Pictures aside, quote the whole listing exactly.
======
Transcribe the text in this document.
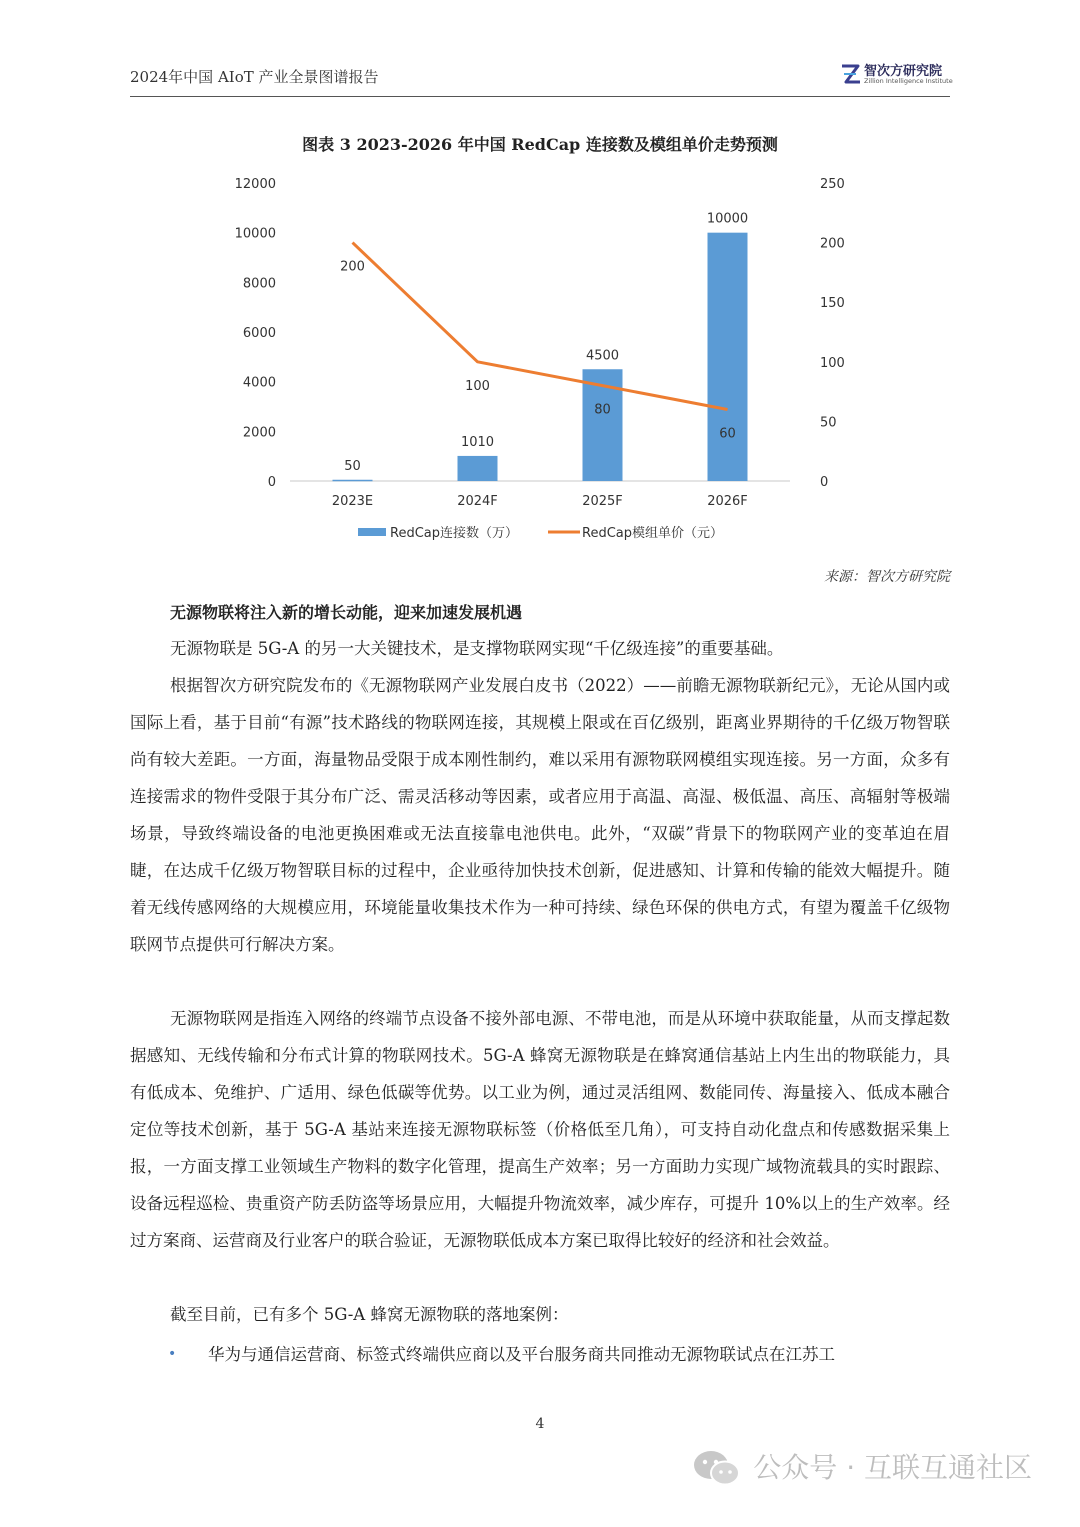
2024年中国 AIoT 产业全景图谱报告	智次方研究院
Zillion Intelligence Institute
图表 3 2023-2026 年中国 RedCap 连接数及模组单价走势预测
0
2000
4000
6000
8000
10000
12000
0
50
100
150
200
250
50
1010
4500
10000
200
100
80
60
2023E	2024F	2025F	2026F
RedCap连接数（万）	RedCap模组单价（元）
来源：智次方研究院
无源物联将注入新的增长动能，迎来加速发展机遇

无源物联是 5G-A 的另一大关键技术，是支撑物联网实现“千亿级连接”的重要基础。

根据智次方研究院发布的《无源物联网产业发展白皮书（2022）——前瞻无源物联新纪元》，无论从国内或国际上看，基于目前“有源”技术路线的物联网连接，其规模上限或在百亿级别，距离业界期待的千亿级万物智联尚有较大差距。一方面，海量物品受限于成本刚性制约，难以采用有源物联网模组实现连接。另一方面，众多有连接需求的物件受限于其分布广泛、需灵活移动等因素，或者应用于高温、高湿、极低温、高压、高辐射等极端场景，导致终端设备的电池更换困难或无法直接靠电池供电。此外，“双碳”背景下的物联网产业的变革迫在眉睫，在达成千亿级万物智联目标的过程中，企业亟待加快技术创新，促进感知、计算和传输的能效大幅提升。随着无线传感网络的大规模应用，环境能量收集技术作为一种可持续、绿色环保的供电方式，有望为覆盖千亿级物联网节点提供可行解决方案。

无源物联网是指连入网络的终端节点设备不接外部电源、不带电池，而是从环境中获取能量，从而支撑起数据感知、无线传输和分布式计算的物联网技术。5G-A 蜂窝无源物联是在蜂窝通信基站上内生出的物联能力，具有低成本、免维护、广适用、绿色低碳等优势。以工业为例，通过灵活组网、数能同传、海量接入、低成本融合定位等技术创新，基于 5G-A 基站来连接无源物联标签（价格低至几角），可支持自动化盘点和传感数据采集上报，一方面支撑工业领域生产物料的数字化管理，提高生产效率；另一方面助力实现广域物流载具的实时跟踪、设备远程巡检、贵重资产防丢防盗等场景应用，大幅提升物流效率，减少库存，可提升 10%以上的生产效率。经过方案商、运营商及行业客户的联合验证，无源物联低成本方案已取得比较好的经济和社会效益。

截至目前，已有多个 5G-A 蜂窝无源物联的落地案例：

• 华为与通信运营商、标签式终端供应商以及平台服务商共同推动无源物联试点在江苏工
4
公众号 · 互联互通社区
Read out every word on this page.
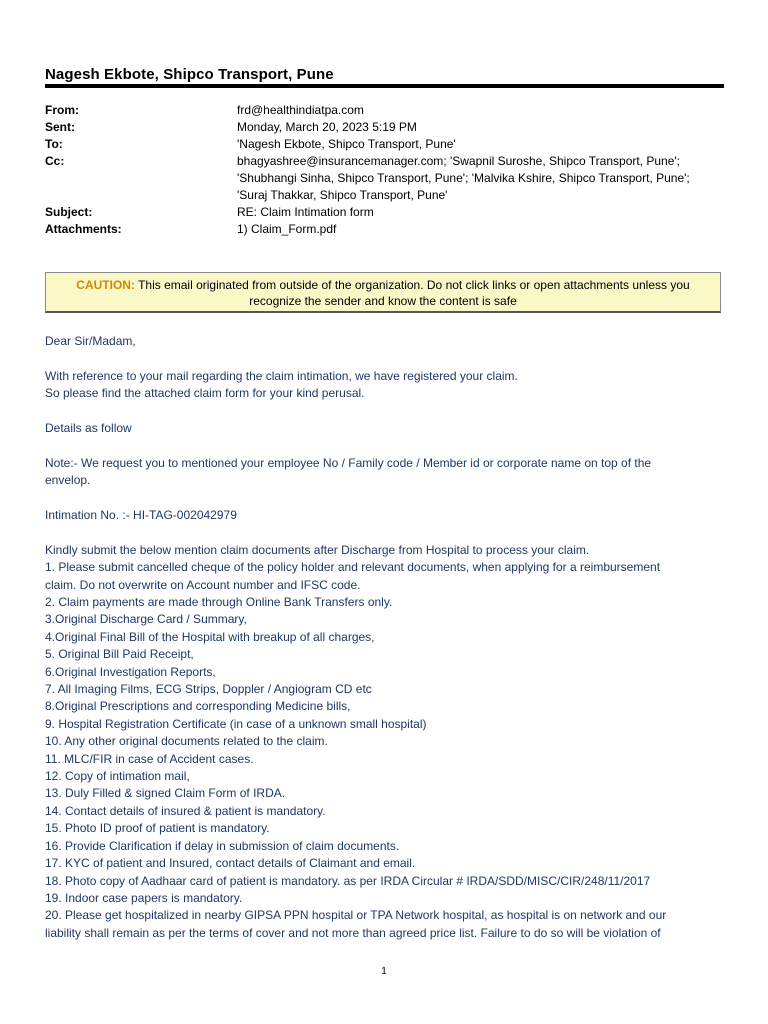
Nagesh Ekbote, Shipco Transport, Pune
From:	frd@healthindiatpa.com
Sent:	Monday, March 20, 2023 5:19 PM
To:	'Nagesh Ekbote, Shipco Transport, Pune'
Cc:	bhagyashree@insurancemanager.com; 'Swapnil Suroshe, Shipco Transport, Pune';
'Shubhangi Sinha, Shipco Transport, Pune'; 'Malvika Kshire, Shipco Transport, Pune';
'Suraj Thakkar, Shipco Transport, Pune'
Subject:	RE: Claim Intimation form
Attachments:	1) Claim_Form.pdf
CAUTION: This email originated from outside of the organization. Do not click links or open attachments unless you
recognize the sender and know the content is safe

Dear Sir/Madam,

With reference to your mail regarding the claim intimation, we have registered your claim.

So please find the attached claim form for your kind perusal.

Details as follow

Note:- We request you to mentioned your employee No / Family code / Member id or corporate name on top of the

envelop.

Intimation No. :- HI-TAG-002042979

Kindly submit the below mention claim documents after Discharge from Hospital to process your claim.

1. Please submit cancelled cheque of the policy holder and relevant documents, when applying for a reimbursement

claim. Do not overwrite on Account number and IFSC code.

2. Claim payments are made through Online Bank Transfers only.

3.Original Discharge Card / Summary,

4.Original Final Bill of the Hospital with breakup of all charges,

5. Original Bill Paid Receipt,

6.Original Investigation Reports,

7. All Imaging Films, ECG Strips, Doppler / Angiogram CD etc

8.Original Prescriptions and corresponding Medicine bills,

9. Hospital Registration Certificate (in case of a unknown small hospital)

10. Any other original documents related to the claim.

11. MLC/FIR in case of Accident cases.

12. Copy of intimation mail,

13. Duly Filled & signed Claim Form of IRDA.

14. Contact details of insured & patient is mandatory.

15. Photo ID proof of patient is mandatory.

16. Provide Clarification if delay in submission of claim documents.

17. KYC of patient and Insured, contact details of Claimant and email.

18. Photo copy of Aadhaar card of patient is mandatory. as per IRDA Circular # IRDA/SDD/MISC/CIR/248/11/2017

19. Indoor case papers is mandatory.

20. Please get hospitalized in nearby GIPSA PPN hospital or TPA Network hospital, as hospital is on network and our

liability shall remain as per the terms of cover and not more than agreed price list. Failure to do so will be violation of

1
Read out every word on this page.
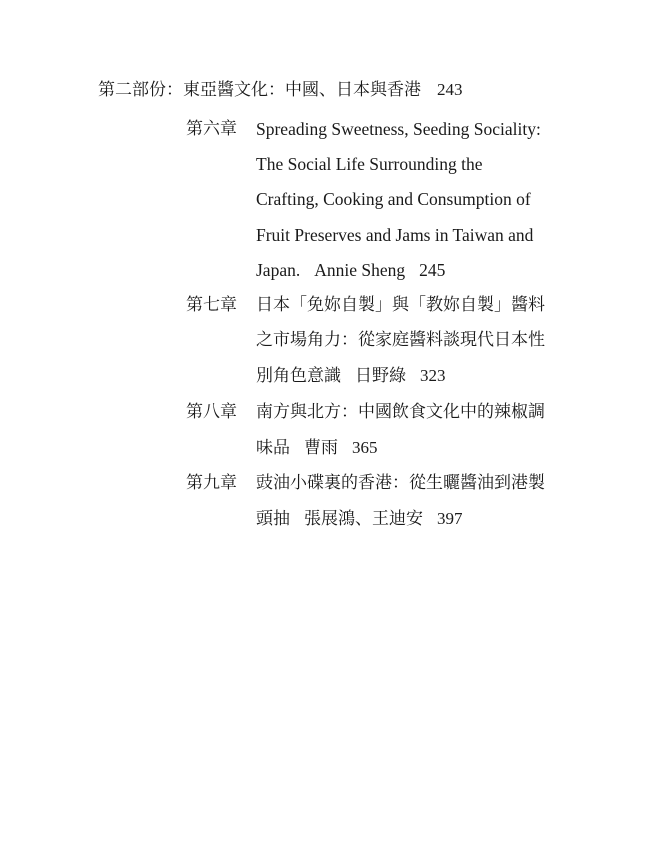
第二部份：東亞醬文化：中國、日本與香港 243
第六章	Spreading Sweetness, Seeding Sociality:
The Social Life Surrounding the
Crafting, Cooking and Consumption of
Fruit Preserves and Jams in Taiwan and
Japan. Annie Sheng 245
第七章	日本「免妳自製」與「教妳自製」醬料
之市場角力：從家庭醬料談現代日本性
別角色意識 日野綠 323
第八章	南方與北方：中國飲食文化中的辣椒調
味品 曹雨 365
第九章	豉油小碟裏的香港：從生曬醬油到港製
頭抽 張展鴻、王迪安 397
======
**Response for this exercise:**
Transcribe the text in this document.
2024年中国 AIoT 产业全景图谱报告	智次方研究院
Zillion Intelligence Institute
图表 3 2023-2026 年中国 RedCap 连接数及模组单价走势预测
0
2000
4000
6000
8000
10000
12000
0
50
100
150
200
250
50
1010
4500
10000
200
100
80
60
2023E	2024F	2025F	2026F
RedCap连接数（万）	RedCap模组单价（元）
来源：智次方研究院
无源物联将注入新的增长动能，迎来加速发展机遇

无源物联是 5G-A 的另一大关键技术，是支撑物联网实现“千亿级连接”的重要基础。

根据智次方研究院发布的《无源物联网产业发展白皮书（2022）——前瞻无源物联新纪元》，无论从国内或国际上看，基于目前“有源”技术路线的物联网连接，其规模上限或在百亿级别，距离业界期待的千亿级万物智联尚有较大差距。一方面，海量物品受限于成本刚性制约，难以采用有源物联网模组实现连接。另一方面，众多有连接需求的物件受限于其分布广泛、需灵活移动等因素，或者应用于高温、高湿、极低温、高压、高辐射等极端场景，导致终端设备的电池更换困难或无法直接靠电池供电。此外，“双碳”背景下的物联网产业的变革迫在眉睫，在达成千亿级万物智联目标的过程中，企业亟待加快技术创新，促进感知、计算和传输的能效大幅提升。随着无线传感网络的大规模应用，环境能量收集技术作为一种可持续、绿色环保的供电方式，有望为覆盖千亿级物联网节点提供可行解决方案。

无源物联网是指连入网络的终端节点设备不接外部电源、不带电池，而是从环境中获取能量，从而支撑起数据感知、无线传输和分布式计算的物联网技术。5G-A 蜂窝无源物联是在蜂窝通信基站上内生出的物联能力，具有低成本、免维护、广适用、绿色低碳等优势。以工业为例，通过灵活组网、数能同传、海量接入、低成本融合定位等技术创新，基于 5G-A 基站来连接无源物联标签（价格低至几角），可支持自动化盘点和传感数据采集上报，一方面支撑工业领域生产物料的数字化管理，提高生产效率；另一方面助力实现广域物流载具的实时跟踪、设备远程巡检、贵重资产防丢防盗等场景应用，大幅提升物流效率，减少库存，可提升 10%以上的生产效率。经过方案商、运营商及行业客户的联合验证，无源物联低成本方案已取得比较好的经济和社会效益。

截至目前，已有多个 5G-A 蜂窝无源物联的落地案例：

• 华为与通信运营商、标签式终端供应商以及平台服务商共同推动无源物联试点在江苏工
4
公众号 · 互联互通社区
Read out every word on this page.
Nagesh Ekbote, Shipco Transport, Pune
From:	frd@healthindiatpa.com
Sent:	Monday, March 20, 2023 5:19 PM
To:	'Nagesh Ekbote, Shipco Transport, Pune'
Cc:	bhagyashree@insurancemanager.com; 'Swapnil Suroshe, Shipco Transport, Pune';
'Shubhangi Sinha, Shipco Transport, Pune'; 'Malvika Kshire, Shipco Transport, Pune';
'Suraj Thakkar, Shipco Transport, Pune'
Subject:	RE: Claim Intimation form
Attachments:	1) Claim_Form.pdf
CAUTION: This email originated from outside of the organization. Do not click links or open attachments unless you
recognize the sender and know the content is safe

Dear Sir/Madam,

With reference to your mail regarding the claim intimation, we have registered your claim.

So please find the attached claim form for your kind perusal.

Details as follow

Note:- We request you to mentioned your employee No / Family code / Member id or corporate name on top of the

envelop.

Intimation No. :- HI-TAG-002042979

Kindly submit the below mention claim documents after Discharge from Hospital to process your claim.

1. Please submit cancelled cheque of the policy holder and relevant documents, when applying for a reimbursement

claim. Do not overwrite on Account number and IFSC code.

2. Claim payments are made through Online Bank Transfers only.

3.Original Discharge Card / Summary,

4.Original Final Bill of the Hospital with breakup of all charges,

5. Original Bill Paid Receipt,

6.Original Investigation Reports,

7. All Imaging Films, ECG Strips, Doppler / Angiogram CD etc

8.Original Prescriptions and corresponding Medicine bills,

9. Hospital Registration Certificate (in case of a unknown small hospital)

10. Any other original documents related to the claim.

11. MLC/FIR in case of Accident cases.

12. Copy of intimation mail,

13. Duly Filled & signed Claim Form of IRDA.

14. Contact details of insured & patient is mandatory.

15. Photo ID proof of patient is mandatory.

16. Provide Clarification if delay in submission of claim documents.

17. KYC of patient and Insured, contact details of Claimant and email.

18. Photo copy of Aadhaar card of patient is mandatory. as per IRDA Circular # IRDA/SDD/MISC/CIR/248/11/2017

19. Indoor case papers is mandatory.

20. Please get hospitalized in nearby GIPSA PPN hospital or TPA Network hospital, as hospital is on network and our

liability shall remain as per the terms of cover and not more than agreed price list. Failure to do so will be violation of

1
Read out every word on this page.
第二部份：東亞醬文化：中國、日本與香港 243
第六章	Spreading Sweetness, Seeding Sociality:
The Social Life Surrounding the
Crafting, Cooking and Consumption of
Fruit Preserves and Jams in Taiwan and
Japan. Annie Sheng 245
第七章	日本「免妳自製」與「教妳自製」醬料
之市場角力：從家庭醬料談現代日本性
別角色意識 日野綠 323
第八章	南方與北方：中國飲食文化中的辣椒調
味品 曹雨 365
第九章	豉油小碟裏的香港：從生曬醬油到港製
頭抽 張展鴻、王迪安 397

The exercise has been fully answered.